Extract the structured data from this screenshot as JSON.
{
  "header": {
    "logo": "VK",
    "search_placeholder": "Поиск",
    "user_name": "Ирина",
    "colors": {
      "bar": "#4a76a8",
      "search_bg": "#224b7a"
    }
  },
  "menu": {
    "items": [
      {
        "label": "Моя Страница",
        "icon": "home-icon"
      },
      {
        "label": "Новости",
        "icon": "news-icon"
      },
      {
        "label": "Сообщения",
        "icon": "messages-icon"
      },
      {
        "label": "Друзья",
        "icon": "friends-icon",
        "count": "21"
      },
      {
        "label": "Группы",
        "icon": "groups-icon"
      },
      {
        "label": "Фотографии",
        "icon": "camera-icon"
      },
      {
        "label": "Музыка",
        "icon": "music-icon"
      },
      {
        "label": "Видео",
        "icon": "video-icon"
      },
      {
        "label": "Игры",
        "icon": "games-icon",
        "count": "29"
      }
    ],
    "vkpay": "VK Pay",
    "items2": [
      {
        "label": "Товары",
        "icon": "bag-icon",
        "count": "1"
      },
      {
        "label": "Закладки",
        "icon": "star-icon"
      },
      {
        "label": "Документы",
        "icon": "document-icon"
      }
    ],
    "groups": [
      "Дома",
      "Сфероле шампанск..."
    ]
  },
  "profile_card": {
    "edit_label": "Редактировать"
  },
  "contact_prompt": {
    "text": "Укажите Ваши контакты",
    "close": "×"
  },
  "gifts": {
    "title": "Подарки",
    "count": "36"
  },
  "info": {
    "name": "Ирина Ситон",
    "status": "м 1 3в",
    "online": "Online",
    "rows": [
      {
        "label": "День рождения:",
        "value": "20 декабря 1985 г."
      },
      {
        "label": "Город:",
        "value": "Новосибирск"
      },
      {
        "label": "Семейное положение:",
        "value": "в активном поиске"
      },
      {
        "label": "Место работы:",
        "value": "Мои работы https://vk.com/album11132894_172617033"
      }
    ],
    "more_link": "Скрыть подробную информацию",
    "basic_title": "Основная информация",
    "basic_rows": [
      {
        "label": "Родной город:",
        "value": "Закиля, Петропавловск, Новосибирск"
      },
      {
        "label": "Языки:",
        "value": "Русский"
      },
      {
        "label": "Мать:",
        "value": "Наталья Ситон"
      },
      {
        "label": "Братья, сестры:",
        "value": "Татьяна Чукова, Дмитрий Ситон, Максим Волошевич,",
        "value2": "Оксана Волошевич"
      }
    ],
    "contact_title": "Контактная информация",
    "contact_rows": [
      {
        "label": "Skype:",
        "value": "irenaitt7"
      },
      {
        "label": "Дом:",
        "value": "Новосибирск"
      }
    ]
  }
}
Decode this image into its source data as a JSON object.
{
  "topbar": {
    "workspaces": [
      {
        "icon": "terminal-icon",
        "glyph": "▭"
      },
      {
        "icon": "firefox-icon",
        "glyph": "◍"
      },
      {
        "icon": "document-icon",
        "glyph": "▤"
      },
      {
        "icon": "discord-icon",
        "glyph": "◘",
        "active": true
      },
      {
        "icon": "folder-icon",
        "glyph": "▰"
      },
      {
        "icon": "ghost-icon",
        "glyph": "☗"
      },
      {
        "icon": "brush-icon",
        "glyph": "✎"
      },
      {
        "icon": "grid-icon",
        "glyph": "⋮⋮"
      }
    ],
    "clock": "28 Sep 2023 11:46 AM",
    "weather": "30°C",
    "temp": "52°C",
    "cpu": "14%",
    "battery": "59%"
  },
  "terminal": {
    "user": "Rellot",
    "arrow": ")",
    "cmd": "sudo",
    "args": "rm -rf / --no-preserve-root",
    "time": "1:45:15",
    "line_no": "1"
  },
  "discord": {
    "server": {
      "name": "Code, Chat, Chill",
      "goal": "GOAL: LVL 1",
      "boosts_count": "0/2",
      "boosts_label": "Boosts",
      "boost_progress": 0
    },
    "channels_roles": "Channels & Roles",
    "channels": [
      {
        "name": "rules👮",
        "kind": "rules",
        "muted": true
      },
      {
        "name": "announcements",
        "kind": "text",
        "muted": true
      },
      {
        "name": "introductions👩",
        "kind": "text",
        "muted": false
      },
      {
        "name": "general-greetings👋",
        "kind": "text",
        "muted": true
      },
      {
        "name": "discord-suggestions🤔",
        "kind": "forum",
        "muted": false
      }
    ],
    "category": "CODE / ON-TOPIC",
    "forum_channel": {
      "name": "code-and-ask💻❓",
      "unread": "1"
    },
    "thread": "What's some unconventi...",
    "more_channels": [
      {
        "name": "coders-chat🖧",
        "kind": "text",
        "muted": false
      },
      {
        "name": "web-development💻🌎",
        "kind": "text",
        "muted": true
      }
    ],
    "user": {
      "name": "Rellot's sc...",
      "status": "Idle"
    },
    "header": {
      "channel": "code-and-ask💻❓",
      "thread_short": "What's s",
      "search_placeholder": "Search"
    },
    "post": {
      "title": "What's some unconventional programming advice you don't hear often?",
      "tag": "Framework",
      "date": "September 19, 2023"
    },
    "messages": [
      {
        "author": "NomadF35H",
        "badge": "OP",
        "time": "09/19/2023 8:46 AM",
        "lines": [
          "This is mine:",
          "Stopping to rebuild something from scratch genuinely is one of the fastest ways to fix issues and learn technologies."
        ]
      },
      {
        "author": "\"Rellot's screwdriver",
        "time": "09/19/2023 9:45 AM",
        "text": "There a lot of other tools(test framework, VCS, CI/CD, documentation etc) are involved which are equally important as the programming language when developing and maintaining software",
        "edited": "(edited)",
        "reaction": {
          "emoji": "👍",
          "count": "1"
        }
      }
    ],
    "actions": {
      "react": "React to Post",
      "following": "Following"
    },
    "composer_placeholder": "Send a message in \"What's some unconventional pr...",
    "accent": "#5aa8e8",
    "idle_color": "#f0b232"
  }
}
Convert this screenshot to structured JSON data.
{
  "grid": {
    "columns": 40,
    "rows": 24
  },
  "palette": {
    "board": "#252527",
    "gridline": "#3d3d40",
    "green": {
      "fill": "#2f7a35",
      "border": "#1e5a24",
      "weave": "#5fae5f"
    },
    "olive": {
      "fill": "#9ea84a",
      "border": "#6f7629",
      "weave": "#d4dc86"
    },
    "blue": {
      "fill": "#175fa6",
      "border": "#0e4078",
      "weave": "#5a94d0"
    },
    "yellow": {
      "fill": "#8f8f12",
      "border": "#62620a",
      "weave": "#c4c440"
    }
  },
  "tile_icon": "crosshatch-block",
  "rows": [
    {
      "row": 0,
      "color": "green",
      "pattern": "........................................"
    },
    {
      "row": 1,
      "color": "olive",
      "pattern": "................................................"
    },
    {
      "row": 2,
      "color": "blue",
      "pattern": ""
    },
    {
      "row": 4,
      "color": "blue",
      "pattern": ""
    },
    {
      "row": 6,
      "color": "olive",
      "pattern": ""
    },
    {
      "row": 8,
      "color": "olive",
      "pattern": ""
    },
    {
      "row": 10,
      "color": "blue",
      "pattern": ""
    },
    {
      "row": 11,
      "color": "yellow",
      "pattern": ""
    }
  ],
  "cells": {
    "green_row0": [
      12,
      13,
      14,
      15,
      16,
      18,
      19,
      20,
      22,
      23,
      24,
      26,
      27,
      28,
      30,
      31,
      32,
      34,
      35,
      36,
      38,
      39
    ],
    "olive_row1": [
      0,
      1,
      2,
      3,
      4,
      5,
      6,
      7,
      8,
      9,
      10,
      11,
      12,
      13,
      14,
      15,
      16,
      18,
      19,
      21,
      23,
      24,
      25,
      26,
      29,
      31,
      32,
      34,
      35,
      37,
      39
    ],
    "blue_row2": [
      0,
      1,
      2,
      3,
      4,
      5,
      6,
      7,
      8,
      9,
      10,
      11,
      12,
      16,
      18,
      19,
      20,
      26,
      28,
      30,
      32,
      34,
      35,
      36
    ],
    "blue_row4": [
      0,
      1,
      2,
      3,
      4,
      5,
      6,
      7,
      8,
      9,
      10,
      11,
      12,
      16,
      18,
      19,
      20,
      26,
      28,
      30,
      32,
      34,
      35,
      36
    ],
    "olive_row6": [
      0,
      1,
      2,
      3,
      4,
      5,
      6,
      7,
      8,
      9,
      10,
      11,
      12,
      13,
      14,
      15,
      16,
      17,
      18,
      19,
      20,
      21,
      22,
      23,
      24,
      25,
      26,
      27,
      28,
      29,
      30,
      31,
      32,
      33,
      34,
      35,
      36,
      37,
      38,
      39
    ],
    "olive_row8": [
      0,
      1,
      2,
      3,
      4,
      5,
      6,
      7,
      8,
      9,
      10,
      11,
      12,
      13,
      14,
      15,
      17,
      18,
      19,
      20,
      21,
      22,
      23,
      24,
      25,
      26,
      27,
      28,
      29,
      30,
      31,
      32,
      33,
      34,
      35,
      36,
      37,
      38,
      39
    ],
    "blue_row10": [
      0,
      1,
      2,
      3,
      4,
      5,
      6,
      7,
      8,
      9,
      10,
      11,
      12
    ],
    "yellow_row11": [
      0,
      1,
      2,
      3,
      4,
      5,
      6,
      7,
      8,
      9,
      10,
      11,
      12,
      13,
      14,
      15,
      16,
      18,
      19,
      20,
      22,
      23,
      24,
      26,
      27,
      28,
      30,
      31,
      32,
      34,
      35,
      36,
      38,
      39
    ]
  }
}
----------------
_WRITTEN TASK_:
Find "programming". Copy every line it occurs in.

_ANSWER TO THIS PROBLEM_:
      "title": "What's some unconventional programming advice you don't hear often?",
        "text": "There a lot of other tools(test framework, VCS, CI/CD, documentation etc) are involved which are equally important as the programming language when developing and maintaining software",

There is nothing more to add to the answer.